- CHALLENGE
In the data, extract each line that holds the string "公式之家".

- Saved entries
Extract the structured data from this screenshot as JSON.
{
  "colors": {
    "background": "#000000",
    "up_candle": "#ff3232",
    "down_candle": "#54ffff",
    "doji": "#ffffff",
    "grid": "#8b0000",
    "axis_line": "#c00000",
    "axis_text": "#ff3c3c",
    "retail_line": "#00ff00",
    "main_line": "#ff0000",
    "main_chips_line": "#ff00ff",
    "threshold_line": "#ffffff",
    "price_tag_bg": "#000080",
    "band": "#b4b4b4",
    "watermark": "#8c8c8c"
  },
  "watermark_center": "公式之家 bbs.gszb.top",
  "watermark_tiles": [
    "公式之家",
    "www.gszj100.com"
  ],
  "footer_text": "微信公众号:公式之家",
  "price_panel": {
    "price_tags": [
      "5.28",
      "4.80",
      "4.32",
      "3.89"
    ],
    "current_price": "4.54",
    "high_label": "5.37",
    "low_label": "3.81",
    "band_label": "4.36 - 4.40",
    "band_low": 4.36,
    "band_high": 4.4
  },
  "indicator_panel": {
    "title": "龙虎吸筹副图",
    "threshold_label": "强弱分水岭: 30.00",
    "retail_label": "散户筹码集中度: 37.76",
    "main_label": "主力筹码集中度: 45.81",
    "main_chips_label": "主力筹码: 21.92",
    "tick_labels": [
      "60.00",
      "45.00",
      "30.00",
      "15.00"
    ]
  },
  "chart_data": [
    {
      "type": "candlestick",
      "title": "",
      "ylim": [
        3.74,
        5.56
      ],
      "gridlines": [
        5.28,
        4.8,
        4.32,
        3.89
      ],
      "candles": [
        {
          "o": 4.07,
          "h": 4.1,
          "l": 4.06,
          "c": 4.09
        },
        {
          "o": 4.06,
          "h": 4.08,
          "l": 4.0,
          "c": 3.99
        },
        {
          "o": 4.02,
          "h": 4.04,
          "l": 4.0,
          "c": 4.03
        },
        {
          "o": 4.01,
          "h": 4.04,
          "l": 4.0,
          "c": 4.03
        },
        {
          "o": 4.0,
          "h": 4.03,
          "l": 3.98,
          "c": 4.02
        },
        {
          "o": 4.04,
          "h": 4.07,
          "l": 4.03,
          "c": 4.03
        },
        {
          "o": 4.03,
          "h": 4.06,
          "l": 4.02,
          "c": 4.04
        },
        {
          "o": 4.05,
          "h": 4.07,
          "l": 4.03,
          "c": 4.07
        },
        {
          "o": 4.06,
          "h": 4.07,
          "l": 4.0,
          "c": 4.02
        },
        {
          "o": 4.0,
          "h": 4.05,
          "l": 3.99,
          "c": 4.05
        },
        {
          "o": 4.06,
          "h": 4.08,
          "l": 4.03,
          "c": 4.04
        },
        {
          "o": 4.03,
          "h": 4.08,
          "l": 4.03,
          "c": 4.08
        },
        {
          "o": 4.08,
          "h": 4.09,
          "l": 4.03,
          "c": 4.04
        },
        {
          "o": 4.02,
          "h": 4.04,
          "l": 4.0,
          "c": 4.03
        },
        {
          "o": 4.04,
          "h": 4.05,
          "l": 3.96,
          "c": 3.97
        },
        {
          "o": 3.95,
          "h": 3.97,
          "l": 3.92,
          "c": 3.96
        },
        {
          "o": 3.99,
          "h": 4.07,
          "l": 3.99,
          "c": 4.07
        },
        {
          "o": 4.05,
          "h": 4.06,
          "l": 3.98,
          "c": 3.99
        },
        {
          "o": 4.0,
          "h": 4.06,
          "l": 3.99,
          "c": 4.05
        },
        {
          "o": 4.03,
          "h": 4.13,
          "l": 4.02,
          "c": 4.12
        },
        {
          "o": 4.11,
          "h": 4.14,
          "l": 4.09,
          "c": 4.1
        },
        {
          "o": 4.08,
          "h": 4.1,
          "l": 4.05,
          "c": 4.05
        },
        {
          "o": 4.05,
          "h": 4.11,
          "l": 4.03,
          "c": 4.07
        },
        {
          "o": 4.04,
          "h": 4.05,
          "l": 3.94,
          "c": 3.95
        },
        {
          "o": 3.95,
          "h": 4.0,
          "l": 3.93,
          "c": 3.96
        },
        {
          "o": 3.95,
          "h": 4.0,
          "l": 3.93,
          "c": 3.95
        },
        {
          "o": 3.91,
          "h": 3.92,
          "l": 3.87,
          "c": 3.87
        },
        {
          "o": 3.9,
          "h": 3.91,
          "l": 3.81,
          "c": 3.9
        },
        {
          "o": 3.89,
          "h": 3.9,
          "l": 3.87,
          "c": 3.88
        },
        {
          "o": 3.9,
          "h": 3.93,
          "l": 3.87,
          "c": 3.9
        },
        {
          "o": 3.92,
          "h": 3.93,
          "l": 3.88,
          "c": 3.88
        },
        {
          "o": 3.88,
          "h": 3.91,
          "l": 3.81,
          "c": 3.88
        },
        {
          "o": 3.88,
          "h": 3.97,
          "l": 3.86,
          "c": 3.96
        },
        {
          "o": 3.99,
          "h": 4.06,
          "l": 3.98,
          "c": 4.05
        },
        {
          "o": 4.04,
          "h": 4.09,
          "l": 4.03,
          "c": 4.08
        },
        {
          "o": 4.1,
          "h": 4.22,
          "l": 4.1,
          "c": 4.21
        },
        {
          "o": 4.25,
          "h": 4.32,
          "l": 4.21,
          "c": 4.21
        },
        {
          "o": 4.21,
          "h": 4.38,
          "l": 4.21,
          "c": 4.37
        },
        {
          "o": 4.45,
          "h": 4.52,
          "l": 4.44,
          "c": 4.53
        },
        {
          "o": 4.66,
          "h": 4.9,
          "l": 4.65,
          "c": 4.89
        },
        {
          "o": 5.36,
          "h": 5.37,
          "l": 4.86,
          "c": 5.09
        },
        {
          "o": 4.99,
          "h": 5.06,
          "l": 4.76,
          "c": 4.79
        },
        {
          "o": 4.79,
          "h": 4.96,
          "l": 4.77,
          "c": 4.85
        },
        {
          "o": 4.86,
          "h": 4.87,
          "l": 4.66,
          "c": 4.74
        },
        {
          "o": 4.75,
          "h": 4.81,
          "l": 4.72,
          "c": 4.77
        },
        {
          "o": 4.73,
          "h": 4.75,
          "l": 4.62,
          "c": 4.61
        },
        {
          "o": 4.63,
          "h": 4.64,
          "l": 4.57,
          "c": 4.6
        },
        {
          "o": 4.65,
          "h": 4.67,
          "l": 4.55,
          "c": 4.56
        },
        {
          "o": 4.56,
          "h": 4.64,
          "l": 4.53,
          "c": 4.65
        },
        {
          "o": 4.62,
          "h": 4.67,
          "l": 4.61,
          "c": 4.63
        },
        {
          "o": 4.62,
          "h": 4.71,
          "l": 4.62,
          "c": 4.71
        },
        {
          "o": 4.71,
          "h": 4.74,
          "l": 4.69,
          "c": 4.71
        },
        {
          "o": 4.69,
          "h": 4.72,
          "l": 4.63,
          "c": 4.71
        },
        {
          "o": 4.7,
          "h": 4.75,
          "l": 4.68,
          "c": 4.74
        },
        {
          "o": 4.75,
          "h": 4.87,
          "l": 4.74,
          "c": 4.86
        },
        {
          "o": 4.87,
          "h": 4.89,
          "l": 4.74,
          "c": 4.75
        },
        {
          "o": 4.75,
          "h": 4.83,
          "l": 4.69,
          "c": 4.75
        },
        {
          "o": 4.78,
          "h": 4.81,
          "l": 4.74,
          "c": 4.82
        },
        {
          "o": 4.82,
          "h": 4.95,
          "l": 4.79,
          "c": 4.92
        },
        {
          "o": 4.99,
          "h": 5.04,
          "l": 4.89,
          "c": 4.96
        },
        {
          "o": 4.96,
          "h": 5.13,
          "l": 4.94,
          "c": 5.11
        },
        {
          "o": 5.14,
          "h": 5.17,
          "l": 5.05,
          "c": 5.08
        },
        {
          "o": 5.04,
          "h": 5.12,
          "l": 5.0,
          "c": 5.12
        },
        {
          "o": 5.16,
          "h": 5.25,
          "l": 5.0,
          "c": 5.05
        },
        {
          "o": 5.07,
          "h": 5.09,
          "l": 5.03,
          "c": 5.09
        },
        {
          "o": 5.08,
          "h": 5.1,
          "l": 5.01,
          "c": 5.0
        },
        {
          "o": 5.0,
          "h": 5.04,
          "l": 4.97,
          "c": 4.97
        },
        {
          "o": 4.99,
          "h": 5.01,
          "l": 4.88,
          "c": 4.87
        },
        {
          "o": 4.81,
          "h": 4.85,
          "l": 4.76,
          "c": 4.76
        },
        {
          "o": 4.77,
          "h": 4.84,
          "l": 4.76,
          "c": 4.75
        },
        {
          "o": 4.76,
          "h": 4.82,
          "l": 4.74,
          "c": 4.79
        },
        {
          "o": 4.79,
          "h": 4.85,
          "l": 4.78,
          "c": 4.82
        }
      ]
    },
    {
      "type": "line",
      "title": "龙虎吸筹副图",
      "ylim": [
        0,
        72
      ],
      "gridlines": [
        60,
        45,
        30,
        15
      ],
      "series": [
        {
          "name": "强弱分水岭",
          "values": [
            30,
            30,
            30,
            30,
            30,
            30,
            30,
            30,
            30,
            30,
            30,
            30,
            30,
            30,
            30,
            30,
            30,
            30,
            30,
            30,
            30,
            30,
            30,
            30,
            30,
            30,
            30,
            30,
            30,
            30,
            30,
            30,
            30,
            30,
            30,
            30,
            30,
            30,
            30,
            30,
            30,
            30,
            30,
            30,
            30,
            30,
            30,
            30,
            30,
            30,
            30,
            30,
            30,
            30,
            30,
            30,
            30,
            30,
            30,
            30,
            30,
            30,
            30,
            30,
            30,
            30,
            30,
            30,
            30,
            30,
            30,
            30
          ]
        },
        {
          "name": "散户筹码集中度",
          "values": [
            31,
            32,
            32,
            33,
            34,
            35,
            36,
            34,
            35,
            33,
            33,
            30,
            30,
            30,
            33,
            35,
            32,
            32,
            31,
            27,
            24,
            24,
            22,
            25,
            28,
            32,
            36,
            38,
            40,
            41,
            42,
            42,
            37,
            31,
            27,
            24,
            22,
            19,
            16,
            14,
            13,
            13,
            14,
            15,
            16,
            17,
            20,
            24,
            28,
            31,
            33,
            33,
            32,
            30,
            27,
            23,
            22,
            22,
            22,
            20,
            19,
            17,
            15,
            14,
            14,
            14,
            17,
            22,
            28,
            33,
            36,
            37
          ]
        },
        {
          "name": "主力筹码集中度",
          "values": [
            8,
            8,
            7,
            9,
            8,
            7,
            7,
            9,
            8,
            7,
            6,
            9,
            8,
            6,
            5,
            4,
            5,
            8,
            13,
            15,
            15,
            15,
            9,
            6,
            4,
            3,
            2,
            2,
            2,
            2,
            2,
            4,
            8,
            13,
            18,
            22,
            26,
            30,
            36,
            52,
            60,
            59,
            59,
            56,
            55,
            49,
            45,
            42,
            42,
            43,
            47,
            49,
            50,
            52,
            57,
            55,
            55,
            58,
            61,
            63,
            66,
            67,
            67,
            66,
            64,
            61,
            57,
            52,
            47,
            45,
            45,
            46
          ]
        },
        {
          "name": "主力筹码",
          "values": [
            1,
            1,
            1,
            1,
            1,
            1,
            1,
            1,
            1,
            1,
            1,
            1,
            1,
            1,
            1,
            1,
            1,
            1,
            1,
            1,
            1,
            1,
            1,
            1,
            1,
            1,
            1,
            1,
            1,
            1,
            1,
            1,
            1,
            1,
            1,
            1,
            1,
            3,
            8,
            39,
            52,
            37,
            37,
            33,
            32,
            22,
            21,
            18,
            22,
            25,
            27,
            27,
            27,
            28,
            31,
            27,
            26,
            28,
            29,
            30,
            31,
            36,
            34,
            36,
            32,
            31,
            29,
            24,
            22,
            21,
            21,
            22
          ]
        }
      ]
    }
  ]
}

- OUTPUT OF THE EXERCISE
  "watermark_center": "公式之家 bbs.gszb.top",
    "公式之家",
  "footer_text": "微信公众号:公式之家",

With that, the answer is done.